**What is required**
Return every entry exactly.
::: Records provided
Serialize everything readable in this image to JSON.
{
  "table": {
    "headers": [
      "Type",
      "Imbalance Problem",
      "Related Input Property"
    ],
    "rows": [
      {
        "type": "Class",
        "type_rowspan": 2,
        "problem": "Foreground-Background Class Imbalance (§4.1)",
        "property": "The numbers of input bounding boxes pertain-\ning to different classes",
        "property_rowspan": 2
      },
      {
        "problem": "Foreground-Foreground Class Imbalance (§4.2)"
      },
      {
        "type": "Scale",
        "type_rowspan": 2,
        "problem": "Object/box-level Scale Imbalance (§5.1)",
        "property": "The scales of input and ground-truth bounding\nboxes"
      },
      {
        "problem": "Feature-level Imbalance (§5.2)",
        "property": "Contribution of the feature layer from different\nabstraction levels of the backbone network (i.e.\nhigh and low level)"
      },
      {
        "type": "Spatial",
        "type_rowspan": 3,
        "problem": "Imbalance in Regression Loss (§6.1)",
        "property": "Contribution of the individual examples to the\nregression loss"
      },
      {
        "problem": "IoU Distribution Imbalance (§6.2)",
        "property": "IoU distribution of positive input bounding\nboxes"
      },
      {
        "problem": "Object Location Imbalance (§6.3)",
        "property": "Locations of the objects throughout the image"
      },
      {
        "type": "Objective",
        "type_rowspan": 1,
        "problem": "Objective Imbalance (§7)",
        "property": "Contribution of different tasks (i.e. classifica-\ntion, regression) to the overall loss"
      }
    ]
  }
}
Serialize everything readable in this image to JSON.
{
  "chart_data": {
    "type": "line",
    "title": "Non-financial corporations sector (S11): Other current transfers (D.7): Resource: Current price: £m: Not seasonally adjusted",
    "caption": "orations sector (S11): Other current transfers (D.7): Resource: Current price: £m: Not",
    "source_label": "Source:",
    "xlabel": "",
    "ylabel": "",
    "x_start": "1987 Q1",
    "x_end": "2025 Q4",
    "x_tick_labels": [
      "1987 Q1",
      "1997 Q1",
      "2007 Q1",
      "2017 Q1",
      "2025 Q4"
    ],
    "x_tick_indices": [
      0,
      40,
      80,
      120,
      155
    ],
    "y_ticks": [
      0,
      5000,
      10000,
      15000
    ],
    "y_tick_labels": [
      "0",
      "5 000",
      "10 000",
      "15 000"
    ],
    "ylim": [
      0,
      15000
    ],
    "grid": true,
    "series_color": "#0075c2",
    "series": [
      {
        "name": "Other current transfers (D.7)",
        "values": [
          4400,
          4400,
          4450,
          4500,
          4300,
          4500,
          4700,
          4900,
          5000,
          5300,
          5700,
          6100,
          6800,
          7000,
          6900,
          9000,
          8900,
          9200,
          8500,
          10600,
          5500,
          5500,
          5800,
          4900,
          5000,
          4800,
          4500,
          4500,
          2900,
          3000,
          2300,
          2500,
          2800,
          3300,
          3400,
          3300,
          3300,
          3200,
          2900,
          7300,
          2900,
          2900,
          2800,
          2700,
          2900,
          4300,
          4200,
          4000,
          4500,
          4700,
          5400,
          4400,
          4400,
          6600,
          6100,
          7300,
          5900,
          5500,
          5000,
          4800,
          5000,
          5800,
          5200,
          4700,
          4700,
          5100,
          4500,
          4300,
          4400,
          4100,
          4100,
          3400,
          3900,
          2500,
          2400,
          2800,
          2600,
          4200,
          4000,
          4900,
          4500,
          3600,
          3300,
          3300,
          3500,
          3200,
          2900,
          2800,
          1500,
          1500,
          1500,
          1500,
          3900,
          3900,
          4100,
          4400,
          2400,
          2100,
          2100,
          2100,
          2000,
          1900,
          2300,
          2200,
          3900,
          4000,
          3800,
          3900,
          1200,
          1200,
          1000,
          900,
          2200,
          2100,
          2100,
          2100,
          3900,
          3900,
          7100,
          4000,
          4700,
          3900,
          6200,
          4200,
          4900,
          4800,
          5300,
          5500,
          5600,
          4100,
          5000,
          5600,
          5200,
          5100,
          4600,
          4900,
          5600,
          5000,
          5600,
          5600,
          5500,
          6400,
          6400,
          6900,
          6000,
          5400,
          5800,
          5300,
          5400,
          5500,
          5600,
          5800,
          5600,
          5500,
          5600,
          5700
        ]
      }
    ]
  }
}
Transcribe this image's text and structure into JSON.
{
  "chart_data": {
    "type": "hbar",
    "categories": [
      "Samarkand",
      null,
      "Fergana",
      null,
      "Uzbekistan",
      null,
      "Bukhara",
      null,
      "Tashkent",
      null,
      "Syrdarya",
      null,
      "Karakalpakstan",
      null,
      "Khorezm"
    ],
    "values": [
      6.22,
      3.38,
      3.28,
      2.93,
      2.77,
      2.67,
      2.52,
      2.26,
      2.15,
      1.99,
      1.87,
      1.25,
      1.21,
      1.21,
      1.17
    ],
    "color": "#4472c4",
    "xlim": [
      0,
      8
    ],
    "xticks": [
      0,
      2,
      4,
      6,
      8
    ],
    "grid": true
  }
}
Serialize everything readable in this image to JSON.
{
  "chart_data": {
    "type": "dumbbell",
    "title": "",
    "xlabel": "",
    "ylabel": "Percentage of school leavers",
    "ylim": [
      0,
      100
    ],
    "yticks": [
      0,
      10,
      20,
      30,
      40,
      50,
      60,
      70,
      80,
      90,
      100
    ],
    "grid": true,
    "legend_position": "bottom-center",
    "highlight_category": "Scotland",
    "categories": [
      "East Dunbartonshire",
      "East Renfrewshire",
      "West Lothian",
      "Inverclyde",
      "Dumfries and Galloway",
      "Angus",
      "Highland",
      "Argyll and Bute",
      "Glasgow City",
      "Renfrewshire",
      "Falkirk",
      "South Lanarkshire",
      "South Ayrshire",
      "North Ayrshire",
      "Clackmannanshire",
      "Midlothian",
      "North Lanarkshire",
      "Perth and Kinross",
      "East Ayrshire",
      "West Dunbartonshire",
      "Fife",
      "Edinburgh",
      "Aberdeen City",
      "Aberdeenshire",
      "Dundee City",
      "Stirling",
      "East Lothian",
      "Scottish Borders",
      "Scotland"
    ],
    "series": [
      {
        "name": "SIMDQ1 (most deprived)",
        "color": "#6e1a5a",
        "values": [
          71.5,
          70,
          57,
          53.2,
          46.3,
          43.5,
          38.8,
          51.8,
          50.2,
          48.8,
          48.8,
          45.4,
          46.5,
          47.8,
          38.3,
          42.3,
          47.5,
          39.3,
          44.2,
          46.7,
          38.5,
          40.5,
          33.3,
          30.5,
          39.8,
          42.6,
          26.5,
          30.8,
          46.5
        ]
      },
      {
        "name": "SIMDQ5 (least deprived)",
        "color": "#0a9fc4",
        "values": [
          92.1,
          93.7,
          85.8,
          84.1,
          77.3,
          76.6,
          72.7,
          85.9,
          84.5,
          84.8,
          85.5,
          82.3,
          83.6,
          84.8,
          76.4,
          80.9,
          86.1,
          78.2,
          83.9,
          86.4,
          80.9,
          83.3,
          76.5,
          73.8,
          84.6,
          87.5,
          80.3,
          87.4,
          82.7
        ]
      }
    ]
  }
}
::::::
**Full output**
Serialize everything readable in this image to JSON.
{
  "table": {
    "headers": [
      "Type",
      "Imbalance Problem",
      "Related Input Property"
    ],
    "rows": [
      {
        "type": "Class",
        "type_rowspan": 2,
        "problem": "Foreground-Background Class Imbalance (§4.1)",
        "property": "The numbers of input bounding boxes pertain-\ning to different classes",
        "property_rowspan": 2
      },
      {
        "problem": "Foreground-Foreground Class Imbalance (§4.2)"
      },
      {
        "type": "Scale",
        "type_rowspan": 2,
        "problem": "Object/box-level Scale Imbalance (§5.1)",
        "property": "The scales of input and ground-truth bounding\nboxes"
      },
      {
        "problem": "Feature-level Imbalance (§5.2)",
        "property": "Contribution of the feature layer from different\nabstraction levels of the backbone network (i.e.\nhigh and low level)"
      },
      {
        "type": "Spatial",
        "type_rowspan": 3,
        "problem": "Imbalance in Regression Loss (§6.1)",
        "property": "Contribution of the individual examples to the\nregression loss"
      },
      {
        "problem": "IoU Distribution Imbalance (§6.2)",
        "property": "IoU distribution of positive input bounding\nboxes"
      },
      {
        "problem": "Object Location Imbalance (§6.3)",
        "property": "Locations of the objects throughout the image"
      },
      {
        "type": "Objective",
        "type_rowspan": 1,
        "problem": "Objective Imbalance (§7)",
        "property": "Contribution of different tasks (i.e. classifica-\ntion, regression) to the overall loss"
      }
    ]
  }
}
Serialize everything readable in this image to JSON.
{
  "chart_data": {
    "type": "line",
    "title": "Non-financial corporations sector (S11): Other current transfers (D.7): Resource: Current price: £m: Not seasonally adjusted",
    "caption": "orations sector (S11): Other current transfers (D.7): Resource: Current price: £m: Not",
    "source_label": "Source:",
    "xlabel": "",
    "ylabel": "",
    "x_start": "1987 Q1",
    "x_end": "2025 Q4",
    "x_tick_labels": [
      "1987 Q1",
      "1997 Q1",
      "2007 Q1",
      "2017 Q1",
      "2025 Q4"
    ],
    "x_tick_indices": [
      0,
      40,
      80,
      120,
      155
    ],
    "y_ticks": [
      0,
      5000,
      10000,
      15000
    ],
    "y_tick_labels": [
      "0",
      "5 000",
      "10 000",
      "15 000"
    ],
    "ylim": [
      0,
      15000
    ],
    "grid": true,
    "series_color": "#0075c2",
    "series": [
      {
        "name": "Other current transfers (D.7)",
        "values": [
          4400,
          4400,
          4450,
          4500,
          4300,
          4500,
          4700,
          4900,
          5000,
          5300,
          5700,
          6100,
          6800,
          7000,
          6900,
          9000,
          8900,
          9200,
          8500,
          10600,
          5500,
          5500,
          5800,
          4900,
          5000,
          4800,
          4500,
          4500,
          2900,
          3000,
          2300,
          2500,
          2800,
          3300,
          3400,
          3300,
          3300,
          3200,
          2900,
          7300,
          2900,
          2900,
          2800,
          2700,
          2900,
          4300,
          4200,
          4000,
          4500,
          4700,
          5400,
          4400,
          4400,
          6600,
          6100,
          7300,
          5900,
          5500,
          5000,
          4800,
          5000,
          5800,
          5200,
          4700,
          4700,
          5100,
          4500,
          4300,
          4400,
          4100,
          4100,
          3400,
          3900,
          2500,
          2400,
          2800,
          2600,
          4200,
          4000,
          4900,
          4500,
          3600,
          3300,
          3300,
          3500,
          3200,
          2900,
          2800,
          1500,
          1500,
          1500,
          1500,
          3900,
          3900,
          4100,
          4400,
          2400,
          2100,
          2100,
          2100,
          2000,
          1900,
          2300,
          2200,
          3900,
          4000,
          3800,
          3900,
          1200,
          1200,
          1000,
          900,
          2200,
          2100,
          2100,
          2100,
          3900,
          3900,
          7100,
          4000,
          4700,
          3900,
          6200,
          4200,
          4900,
          4800,
          5300,
          5500,
          5600,
          4100,
          5000,
          5600,
          5200,
          5100,
          4600,
          4900,
          5600,
          5000,
          5600,
          5600,
          5500,
          6400,
          6400,
          6900,
          6000,
          5400,
          5800,
          5300,
          5400,
          5500,
          5600,
          5800,
          5600,
          5500,
          5600,
          5700
        ]
      }
    ]
  }
}
Transcribe this image's text and structure into JSON.
{
  "chart_data": {
    "type": "hbar",
    "categories": [
      "Samarkand",
      null,
      "Fergana",
      null,
      "Uzbekistan",
      null,
      "Bukhara",
      null,
      "Tashkent",
      null,
      "Syrdarya",
      null,
      "Karakalpakstan",
      null,
      "Khorezm"
    ],
    "values": [
      6.22,
      3.38,
      3.28,
      2.93,
      2.77,
      2.67,
      2.52,
      2.26,
      2.15,
      1.99,
      1.87,
      1.25,
      1.21,
      1.21,
      1.17
    ],
    "color": "#4472c4",
    "xlim": [
      0,
      8
    ],
    "xticks": [
      0,
      2,
      4,
      6,
      8
    ],
    "grid": true
  }
}
Serialize everything readable in this image to JSON.
{
  "chart_data": {
    "type": "dumbbell",
    "title": "",
    "xlabel": "",
    "ylabel": "Percentage of school leavers",
    "ylim": [
      0,
      100
    ],
    "yticks": [
      0,
      10,
      20,
      30,
      40,
      50,
      60,
      70,
      80,
      90,
      100
    ],
    "grid": true,
    "legend_position": "bottom-center",
    "highlight_category": "Scotland",
    "categories": [
      "East Dunbartonshire",
      "East Renfrewshire",
      "West Lothian",
      "Inverclyde",
      "Dumfries and Galloway",
      "Angus",
      "Highland",
      "Argyll and Bute",
      "Glasgow City",
      "Renfrewshire",
      "Falkirk",
      "South Lanarkshire",
      "South Ayrshire",
      "North Ayrshire",
      "Clackmannanshire",
      "Midlothian",
      "North Lanarkshire",
      "Perth and Kinross",
      "East Ayrshire",
      "West Dunbartonshire",
      "Fife",
      "Edinburgh",
      "Aberdeen City",
      "Aberdeenshire",
      "Dundee City",
      "Stirling",
      "East Lothian",
      "Scottish Borders",
      "Scotland"
    ],
    "series": [
      {
        "name": "SIMDQ1 (most deprived)",
        "color": "#6e1a5a",
        "values": [
          71.5,
          70,
          57,
          53.2,
          46.3,
          43.5,
          38.8,
          51.8,
          50.2,
          48.8,
          48.8,
          45.4,
          46.5,
          47.8,
          38.3,
          42.3,
          47.5,
          39.3,
          44.2,
          46.7,
          38.5,
          40.5,
          33.3,
          30.5,
          39.8,
          42.6,
          26.5,
          30.8,
          46.5
        ]
      },
      {
        "name": "SIMDQ5 (least deprived)",
        "color": "#0a9fc4",
        "values": [
          92.1,
          93.7,
          85.8,
          84.1,
          77.3,
          76.6,
          72.7,
          85.9,
          84.5,
          84.8,
          85.5,
          82.3,
          83.6,
          84.8,
          76.4,
          80.9,
          86.1,
          78.2,
          83.9,
          86.4,
          80.9,
          83.3,
          76.5,
          73.8,
          84.6,
          87.5,
          80.3,
          87.4,
          82.7
        ]
      }
    ]
  }
}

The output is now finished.